START Extracted entries

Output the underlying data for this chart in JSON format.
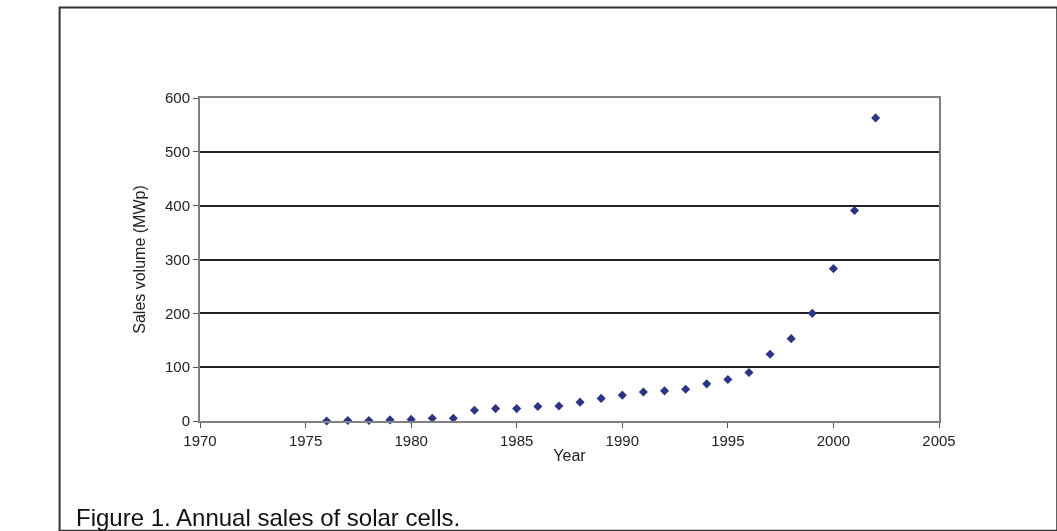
{
  "chart_data": {
    "type": "scatter",
    "xlabel": "Year",
    "ylabel": "Sales volume (MWp)",
    "x": [
      1976,
      1977,
      1978,
      1979,
      1980,
      1981,
      1982,
      1983,
      1984,
      1985,
      1986,
      1987,
      1988,
      1989,
      1990,
      1991,
      1992,
      1993,
      1994,
      1995,
      1996,
      1997,
      1998,
      1999,
      2000,
      2001,
      2002
    ],
    "series": [
      {
        "color": "#2e3585",
        "values": [
          0,
          1,
          1,
          2,
          3,
          5,
          5,
          20,
          23,
          23,
          27,
          28,
          35,
          42,
          48,
          54,
          56,
          59,
          69,
          77,
          90,
          124,
          153,
          200,
          283,
          391,
          563
        ]
      }
    ],
    "xlim": [
      1970,
      2005
    ],
    "xticks": [
      1970,
      1975,
      1980,
      1985,
      1990,
      1995,
      2000,
      2005
    ],
    "ylim": [
      0,
      600
    ],
    "yticks": [
      0,
      100,
      200,
      300,
      400,
      500,
      600
    ],
    "grid": "y",
    "marker": "diamond",
    "legend": false,
    "annotations": [
      "Figure 1. Annual sales of solar cells."
    ]
  }
}
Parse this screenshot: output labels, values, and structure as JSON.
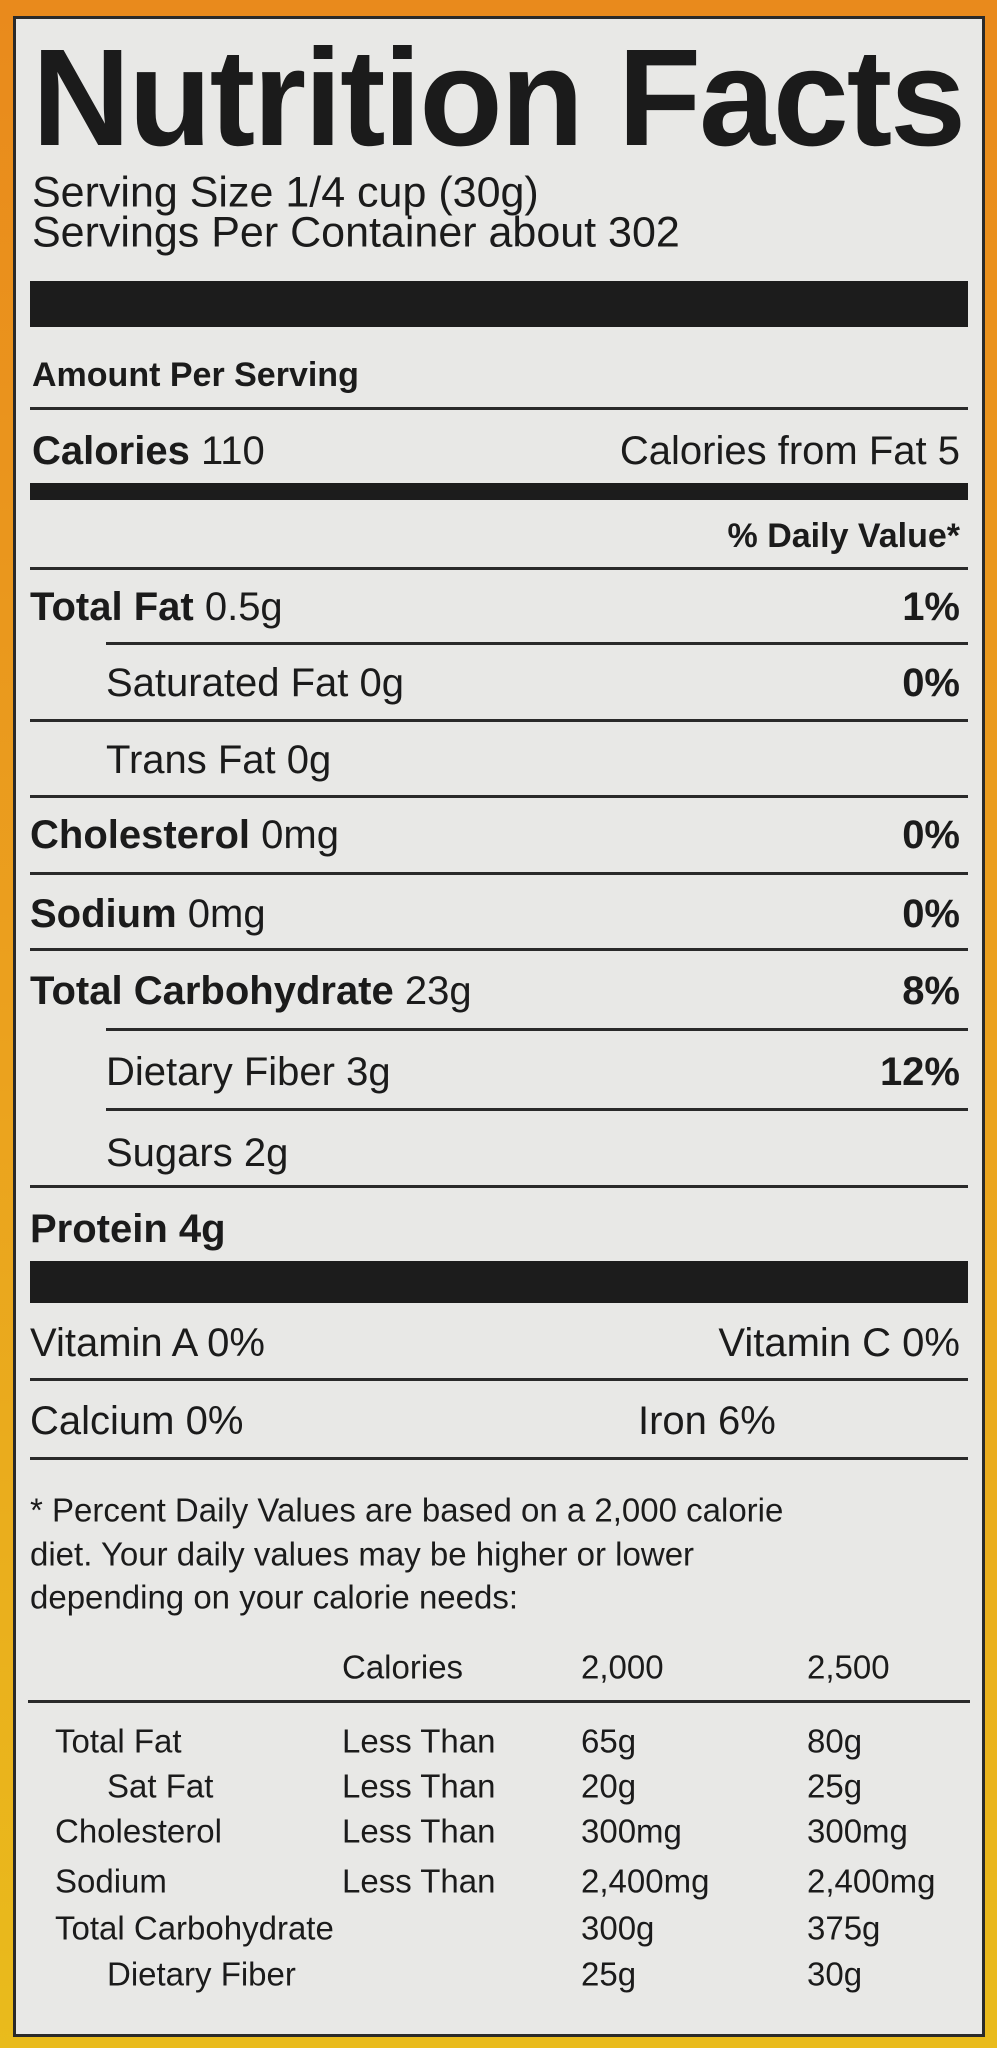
{
  "title": "Nutrition Facts",
  "serving_size": "Serving Size 1/4 cup (30g)",
  "servings_per_container": "Servings Per Container about 302",
  "amount_per_serving": "Amount Per Serving",
  "calories": {
    "label": "Calories",
    "value": "110",
    "from_fat": "Calories from Fat 5"
  },
  "daily_value_header": "% Daily Value*",
  "nutrients": [
    {
      "name": "Total Fat",
      "amount": "0.5g",
      "dv": "1%"
    },
    {
      "name": "Saturated Fat",
      "amount": "0g",
      "dv": "0%"
    },
    {
      "name": "Trans Fat",
      "amount": "0g",
      "dv": ""
    },
    {
      "name": "Cholesterol",
      "amount": "0mg",
      "dv": "0%"
    },
    {
      "name": "Sodium",
      "amount": "0mg",
      "dv": "0%"
    },
    {
      "name": "Total Carbohydrate",
      "amount": "23g",
      "dv": "8%"
    },
    {
      "name": "Dietary Fiber",
      "amount": "3g",
      "dv": "12%"
    },
    {
      "name": "Sugars",
      "amount": "2g",
      "dv": ""
    },
    {
      "name": "Protein",
      "amount": "4g",
      "dv": ""
    }
  ],
  "vitamins": [
    {
      "left": "Vitamin A 0%",
      "right": "Vitamin C 0%"
    },
    {
      "left": "Calcium 0%",
      "right": "Iron 6%"
    }
  ],
  "footnote": [
    "* Percent Daily Values are based on a 2,000 calorie",
    "diet. Your daily values may be higher or lower",
    "depending on your calorie needs:"
  ],
  "dv_table": {
    "header": [
      "",
      "Calories",
      "2,000",
      "2,500"
    ],
    "rows": [
      [
        "Total Fat",
        "Less Than",
        "65g",
        "80g"
      ],
      [
        "Sat Fat",
        "Less Than",
        "20g",
        "25g"
      ],
      [
        "Cholesterol",
        "Less Than",
        "300mg",
        "300mg"
      ],
      [
        "Sodium",
        "Less Than",
        "2,400mg",
        "2,400mg"
      ],
      [
        "Total Carbohydrate",
        "",
        "300g",
        "375g"
      ],
      [
        "Dietary Fiber",
        "",
        "25g",
        "30g"
      ]
    ]
  },
  "colors": {
    "background_top": "#e98a1c",
    "background_bottom": "#e9bb1c",
    "label": "#e8e8e6",
    "ink": "#1b1b1b"
  }
}
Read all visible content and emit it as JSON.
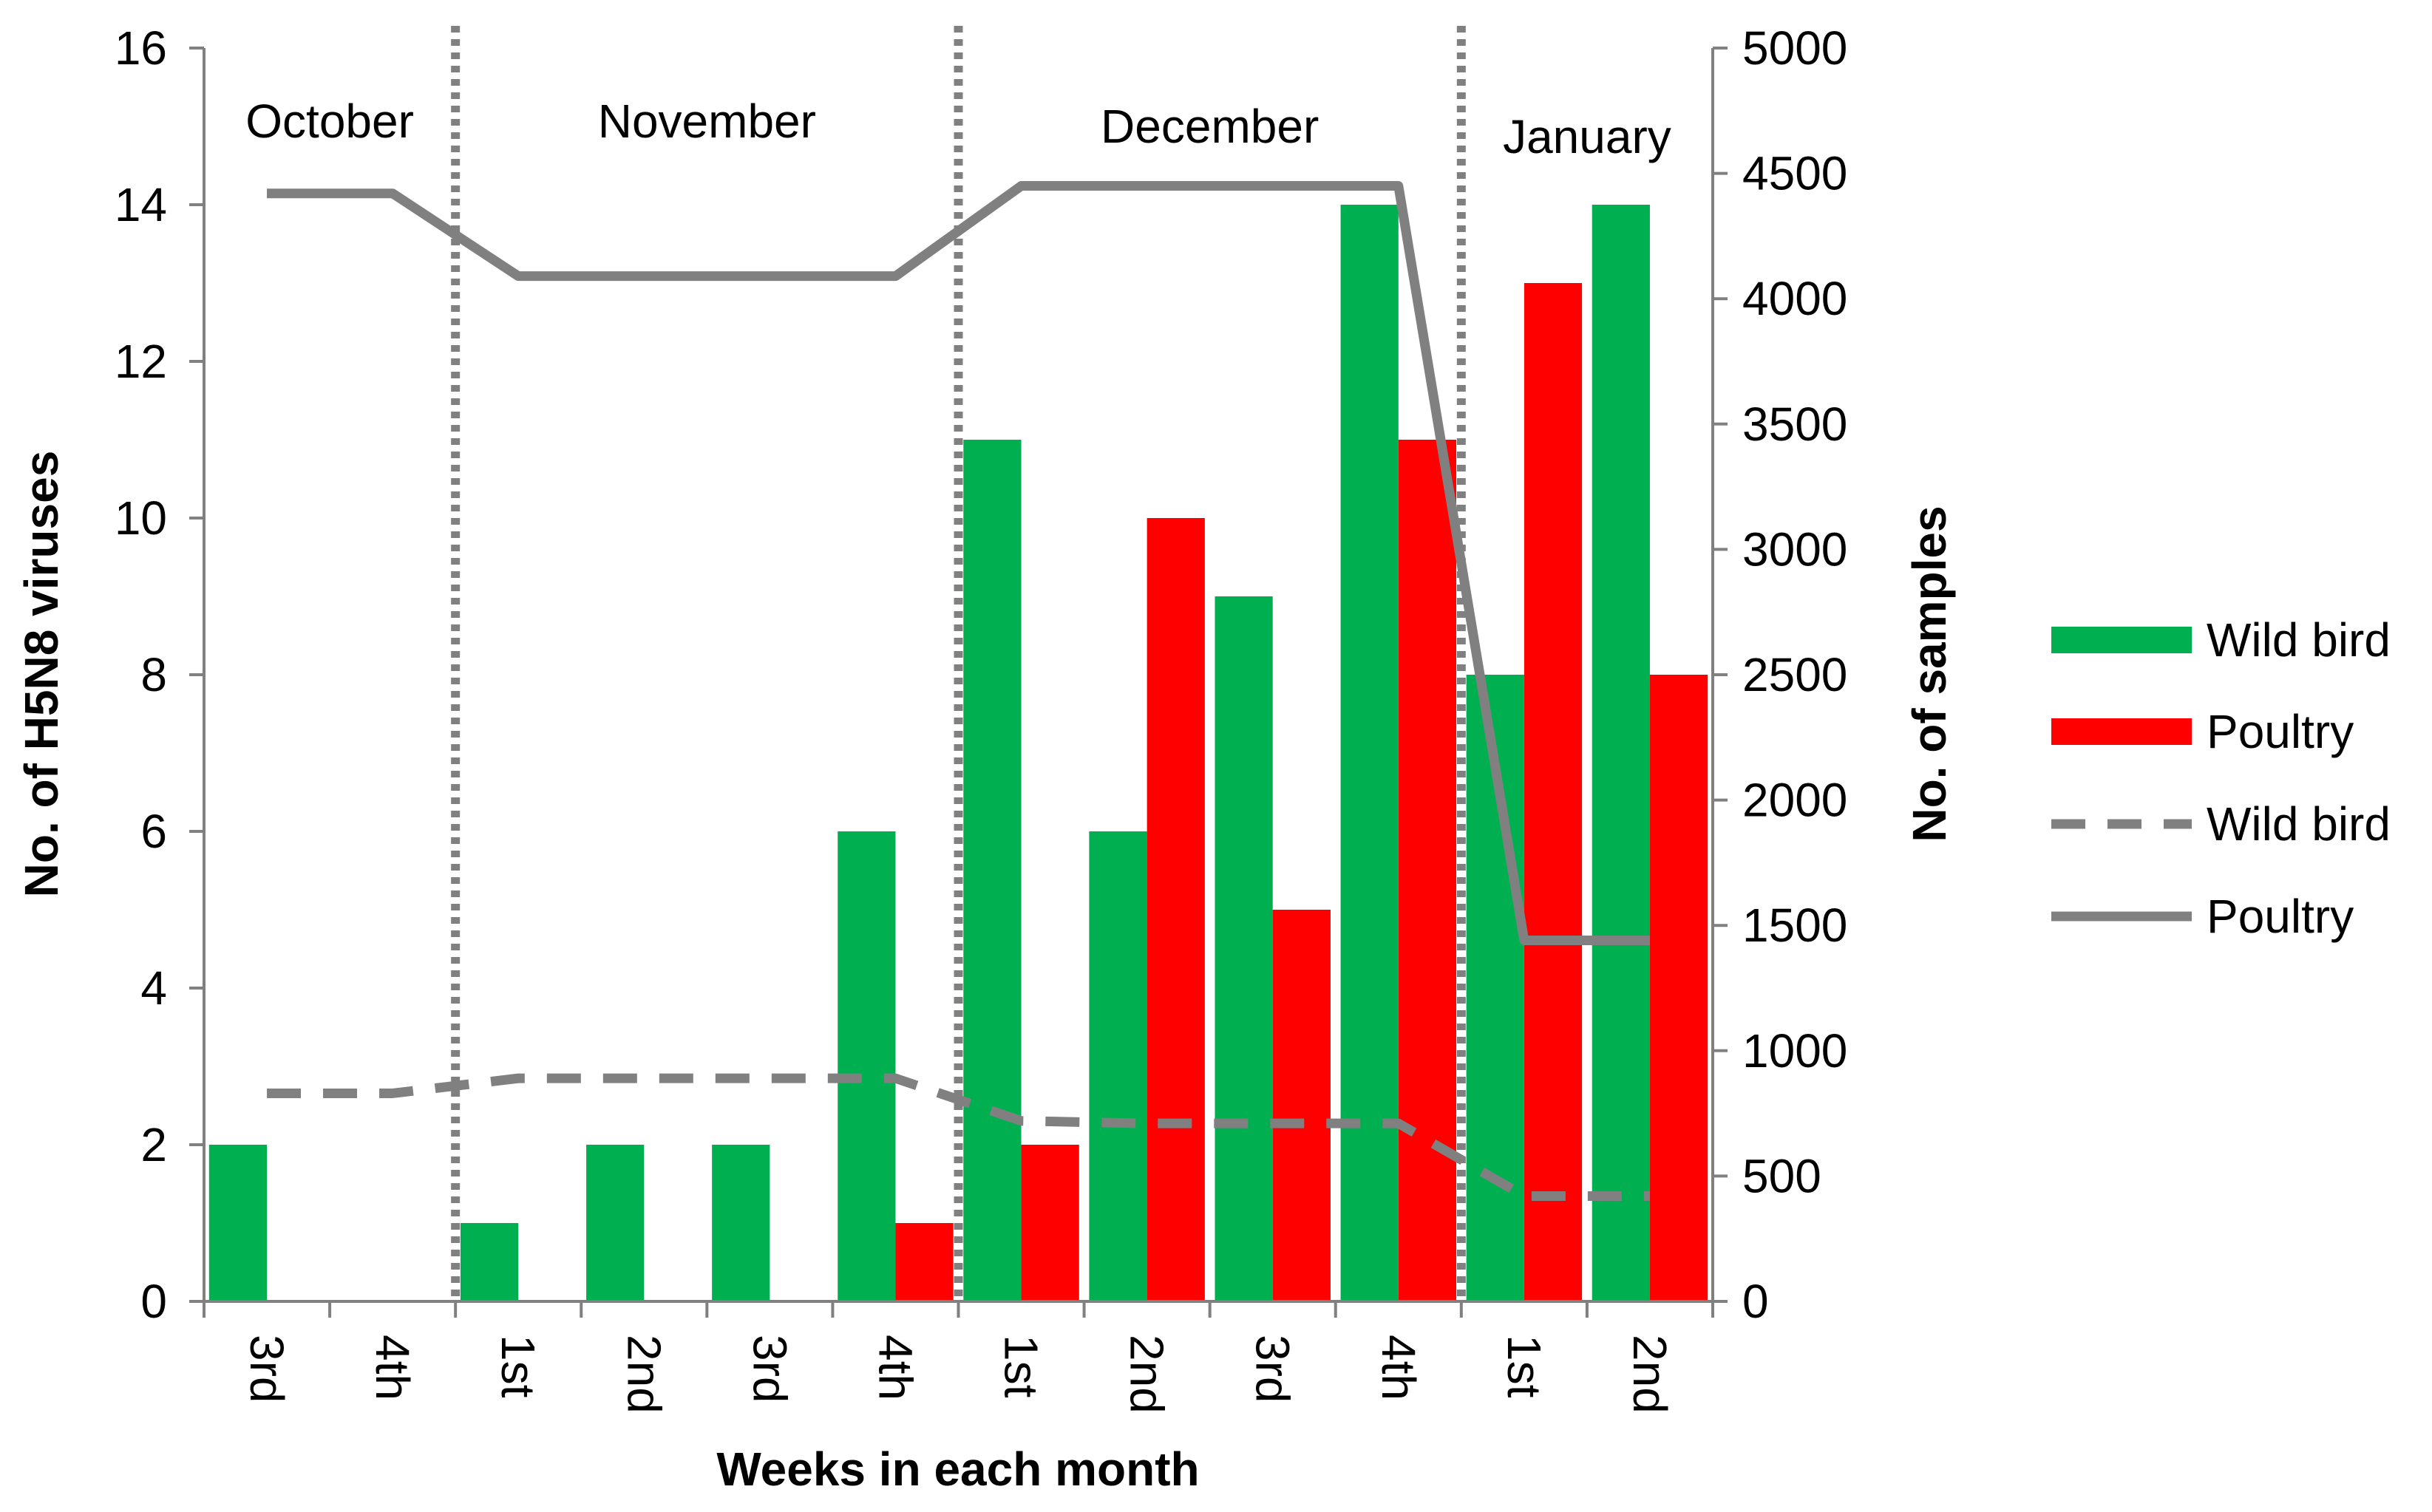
{
  "chart_data": {
    "type": "bar",
    "categories": [
      "3rd",
      "4th",
      "1st",
      "2nd",
      "3rd",
      "4th",
      "1st",
      "2nd",
      "3rd",
      "4th",
      "1st",
      "2nd"
    ],
    "months": [
      {
        "name": "October",
        "weeks": 2
      },
      {
        "name": "November",
        "weeks": 4
      },
      {
        "name": "December",
        "weeks": 4
      },
      {
        "name": "January",
        "weeks": 2
      }
    ],
    "xlabel": "Weeks in each month",
    "ylabel_left": "No. of H5N8 viruses",
    "ylabel_right": "No. of samples",
    "ylim_left": [
      0,
      16
    ],
    "ylim_right": [
      0,
      5000
    ],
    "yticks_left": [
      "0",
      "2",
      "4",
      "6",
      "8",
      "10",
      "12",
      "14",
      "16"
    ],
    "yticks_right": [
      "0",
      "500",
      "1000",
      "1500",
      "2000",
      "2500",
      "3000",
      "3500",
      "4000",
      "4500",
      "5000"
    ],
    "bar_series": [
      {
        "name": "Wild bird",
        "color": "#00B050",
        "axis": "left",
        "values": [
          2,
          0,
          1,
          2,
          2,
          6,
          11,
          6,
          9,
          14,
          8,
          14
        ]
      },
      {
        "name": "Poultry",
        "color": "#FF0000",
        "axis": "left",
        "values": [
          0,
          0,
          0,
          0,
          0,
          1,
          2,
          10,
          5,
          11,
          13,
          8
        ]
      }
    ],
    "line_series": [
      {
        "name": "Wild bird",
        "color": "#808080",
        "style": "dashed",
        "axis": "right",
        "values": [
          830,
          830,
          890,
          890,
          890,
          890,
          720,
          710,
          710,
          710,
          420,
          420
        ]
      },
      {
        "name": "Poultry",
        "color": "#808080",
        "style": "solid",
        "axis": "right",
        "values": [
          4420,
          4420,
          4090,
          4090,
          4090,
          4090,
          4450,
          4450,
          4450,
          4450,
          1440,
          1440
        ]
      }
    ],
    "legend": [
      {
        "label": "Wild bird",
        "kind": "bar",
        "color": "#00B050"
      },
      {
        "label": "Poultry",
        "kind": "bar",
        "color": "#FF0000"
      },
      {
        "label": "Wild bird",
        "kind": "line-dashed",
        "color": "#808080"
      },
      {
        "label": "Poultry",
        "kind": "line-solid",
        "color": "#808080"
      }
    ],
    "legend_position": "right",
    "grid": false
  }
}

END Extracted entries

**Exercise prompt:**
Please output every record above exactly as written, leaving out the pictures.

**Your solution:**
Output the underlying data for this chart in JSON format.
{
  "chart_data": {
    "type": "scatter",
    "xlabel": "Year",
    "ylabel": "Sales volume (MWp)",
    "x": [
      1976,
      1977,
      1978,
      1979,
      1980,
      1981,
      1982,
      1983,
      1984,
      1985,
      1986,
      1987,
      1988,
      1989,
      1990,
      1991,
      1992,
      1993,
      1994,
      1995,
      1996,
      1997,
      1998,
      1999,
      2000,
      2001,
      2002
    ],
    "series": [
      {
        "color": "#2e3585",
        "values": [
          0,
          1,
          1,
          2,
          3,
          5,
          5,
          20,
          23,
          23,
          27,
          28,
          35,
          42,
          48,
          54,
          56,
          59,
          69,
          77,
          90,
          124,
          153,
          200,
          283,
          391,
          563
        ]
      }
    ],
    "xlim": [
      1970,
      2005
    ],
    "xticks": [
      1970,
      1975,
      1980,
      1985,
      1990,
      1995,
      2000,
      2005
    ],
    "ylim": [
      0,
      600
    ],
    "yticks": [
      0,
      100,
      200,
      300,
      400,
      500,
      600
    ],
    "grid": "y",
    "marker": "diamond",
    "legend": false,
    "annotations": [
      "Figure 1. Annual sales of solar cells."
    ]
  }
}
Parse this screenshot: output labels, values, and structure as JSON.
{
  "title": "Nutrition Facts",
  "serving_size": "Serving Size 1/4 cup (30g)",
  "servings_per_container": "Servings Per Container about 302",
  "amount_per_serving": "Amount Per Serving",
  "calories": {
    "label": "Calories",
    "value": "110",
    "from_fat": "Calories from Fat 5"
  },
  "daily_value_header": "% Daily Value*",
  "nutrients": [
    {
      "name": "Total Fat",
      "amount": "0.5g",
      "dv": "1%"
    },
    {
      "name": "Saturated Fat",
      "amount": "0g",
      "dv": "0%"
    },
    {
      "name": "Trans Fat",
      "amount": "0g",
      "dv": ""
    },
    {
      "name": "Cholesterol",
      "amount": "0mg",
      "dv": "0%"
    },
    {
      "name": "Sodium",
      "amount": "0mg",
      "dv": "0%"
    },
    {
      "name": "Total Carbohydrate",
      "amount": "23g",
      "dv": "8%"
    },
    {
      "name": "Dietary Fiber",
      "amount": "3g",
      "dv": "12%"
    },
    {
      "name": "Sugars",
      "amount": "2g",
      "dv": ""
    },
    {
      "name": "Protein",
      "amount": "4g",
      "dv": ""
    }
  ],
  "vitamins": [
    {
      "left": "Vitamin A 0%",
      "right": "Vitamin C 0%"
    },
    {
      "left": "Calcium 0%",
      "right": "Iron 6%"
    }
  ],
  "footnote": [
    "* Percent Daily Values are based on a 2,000 calorie",
    "diet. Your daily values may be higher or lower",
    "depending on your calorie needs:"
  ],
  "dv_table": {
    "header": [
      "",
      "Calories",
      "2,000",
      "2,500"
    ],
    "rows": [
      [
        "Total Fat",
        "Less Than",
        "65g",
        "80g"
      ],
      [
        "Sat Fat",
        "Less Than",
        "20g",
        "25g"
      ],
      [
        "Cholesterol",
        "Less Than",
        "300mg",
        "300mg"
      ],
      [
        "Sodium",
        "Less Than",
        "2,400mg",
        "2,400mg"
      ],
      [
        "Total Carbohydrate",
        "",
        "300g",
        "375g"
      ],
      [
        "Dietary Fiber",
        "",
        "25g",
        "30g"
      ]
    ]
  },
  "colors": {
    "background_top": "#e98a1c",
    "background_bottom": "#e9bb1c",
    "label": "#e8e8e6",
    "ink": "#1b1b1b"
  }
}
Read all visible content and emit it as JSON.
{
  "chart_data": {
    "type": "bar",
    "categories": [
      "3rd",
      "4th",
      "1st",
      "2nd",
      "3rd",
      "4th",
      "1st",
      "2nd",
      "3rd",
      "4th",
      "1st",
      "2nd"
    ],
    "months": [
      {
        "name": "October",
        "weeks": 2
      },
      {
        "name": "November",
        "weeks": 4
      },
      {
        "name": "December",
        "weeks": 4
      },
      {
        "name": "January",
        "weeks": 2
      }
    ],
    "xlabel": "Weeks in each month",
    "ylabel_left": "No. of H5N8 viruses",
    "ylabel_right": "No. of samples",
    "ylim_left": [
      0,
      16
    ],
    "ylim_right": [
      0,
      5000
    ],
    "yticks_left": [
      "0",
      "2",
      "4",
      "6",
      "8",
      "10",
      "12",
      "14",
      "16"
    ],
    "yticks_right": [
      "0",
      "500",
      "1000",
      "1500",
      "2000",
      "2500",
      "3000",
      "3500",
      "4000",
      "4500",
      "5000"
    ],
    "bar_series": [
      {
        "name": "Wild bird",
        "color": "#00B050",
        "axis": "left",
        "values": [
          2,
          0,
          1,
          2,
          2,
          6,
          11,
          6,
          9,
          14,
          8,
          14
        ]
      },
      {
        "name": "Poultry",
        "color": "#FF0000",
        "axis": "left",
        "values": [
          0,
          0,
          0,
          0,
          0,
          1,
          2,
          10,
          5,
          11,
          13,
          8
        ]
      }
    ],
    "line_series": [
      {
        "name": "Wild bird",
        "color": "#808080",
        "style": "dashed",
        "axis": "right",
        "values": [
          830,
          830,
          890,
          890,
          890,
          890,
          720,
          710,
          710,
          710,
          420,
          420
        ]
      },
      {
        "name": "Poultry",
        "color": "#808080",
        "style": "solid",
        "axis": "right",
        "values": [
          4420,
          4420,
          4090,
          4090,
          4090,
          4090,
          4450,
          4450,
          4450,
          4450,
          1440,
          1440
        ]
      }
    ],
    "legend": [
      {
        "label": "Wild bird",
        "kind": "bar",
        "color": "#00B050"
      },
      {
        "label": "Poultry",
        "kind": "bar",
        "color": "#FF0000"
      },
      {
        "label": "Wild bird",
        "kind": "line-dashed",
        "color": "#808080"
      },
      {
        "label": "Poultry",
        "kind": "line-solid",
        "color": "#808080"
      }
    ],
    "legend_position": "right",
    "grid": false
  }
}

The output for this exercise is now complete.